• _Exercise objective_
Everything from the line that contains "Give me the" through the last line of the listing must be copied exactly, with both of those lines included and no others.

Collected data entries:
* * *
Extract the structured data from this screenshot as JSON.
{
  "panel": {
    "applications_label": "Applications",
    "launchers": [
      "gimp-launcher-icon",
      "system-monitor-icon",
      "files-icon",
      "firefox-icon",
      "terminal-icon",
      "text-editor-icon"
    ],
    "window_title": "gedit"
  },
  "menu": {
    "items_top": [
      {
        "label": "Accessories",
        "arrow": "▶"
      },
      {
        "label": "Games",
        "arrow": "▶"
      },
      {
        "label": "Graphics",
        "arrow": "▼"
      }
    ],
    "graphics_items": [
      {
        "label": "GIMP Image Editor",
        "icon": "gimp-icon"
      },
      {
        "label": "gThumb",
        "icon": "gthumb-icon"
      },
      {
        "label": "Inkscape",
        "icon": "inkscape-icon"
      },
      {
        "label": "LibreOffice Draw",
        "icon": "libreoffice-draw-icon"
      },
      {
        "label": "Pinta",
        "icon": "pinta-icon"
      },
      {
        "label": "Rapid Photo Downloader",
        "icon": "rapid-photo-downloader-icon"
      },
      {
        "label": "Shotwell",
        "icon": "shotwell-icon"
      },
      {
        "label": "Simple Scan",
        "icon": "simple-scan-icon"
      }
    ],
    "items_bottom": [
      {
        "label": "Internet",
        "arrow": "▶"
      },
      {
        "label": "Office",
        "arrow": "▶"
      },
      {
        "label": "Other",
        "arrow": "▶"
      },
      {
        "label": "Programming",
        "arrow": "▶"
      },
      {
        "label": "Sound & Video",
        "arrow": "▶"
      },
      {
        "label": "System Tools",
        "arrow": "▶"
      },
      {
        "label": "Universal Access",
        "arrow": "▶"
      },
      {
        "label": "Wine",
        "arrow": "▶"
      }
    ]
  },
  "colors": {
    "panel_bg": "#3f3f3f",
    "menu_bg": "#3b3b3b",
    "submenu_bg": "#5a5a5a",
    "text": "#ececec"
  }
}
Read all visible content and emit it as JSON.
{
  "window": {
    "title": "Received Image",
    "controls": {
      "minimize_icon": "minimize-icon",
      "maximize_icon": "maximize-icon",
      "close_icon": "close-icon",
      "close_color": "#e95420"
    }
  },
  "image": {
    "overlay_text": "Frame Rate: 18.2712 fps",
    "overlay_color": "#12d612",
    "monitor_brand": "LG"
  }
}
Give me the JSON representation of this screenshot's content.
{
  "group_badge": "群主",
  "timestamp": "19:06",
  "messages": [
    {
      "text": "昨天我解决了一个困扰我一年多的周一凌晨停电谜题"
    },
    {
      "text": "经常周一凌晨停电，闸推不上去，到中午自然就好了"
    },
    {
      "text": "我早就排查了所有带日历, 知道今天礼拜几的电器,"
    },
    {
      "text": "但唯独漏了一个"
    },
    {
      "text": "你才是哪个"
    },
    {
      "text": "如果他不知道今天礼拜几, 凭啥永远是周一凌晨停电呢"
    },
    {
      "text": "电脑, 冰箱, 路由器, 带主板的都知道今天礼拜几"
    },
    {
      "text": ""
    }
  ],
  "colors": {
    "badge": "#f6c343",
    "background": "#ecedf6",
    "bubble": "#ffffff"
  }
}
* * *
• _Output below_
Give me the JSON representation of this screenshot's content.
{
  "group_badge": "群主",
  "timestamp": "19:06",
  "messages": [
    {
      "text": "昨天我解决了一个困扰我一年多的周一凌晨停电谜题"
    },
    {
      "text": "经常周一凌晨停电，闸推不上去，到中午自然就好了"
    },
    {
      "text": "我早就排查了所有带日历, 知道今天礼拜几的电器,"
    },
    {
      "text": "但唯独漏了一个"
    },
    {
      "text": "你才是哪个"
    },
    {
      "text": "如果他不知道今天礼拜几, 凭啥永远是周一凌晨停电呢"
    },
    {
      "text": "电脑, 冰箱, 路由器, 带主板的都知道今天礼拜几"
    },
    {
      "text": ""
    }
  ],
  "colors": {
    "badge": "#f6c343",
    "background": "#ecedf6",
    "bubble": "#ffffff"
  }
}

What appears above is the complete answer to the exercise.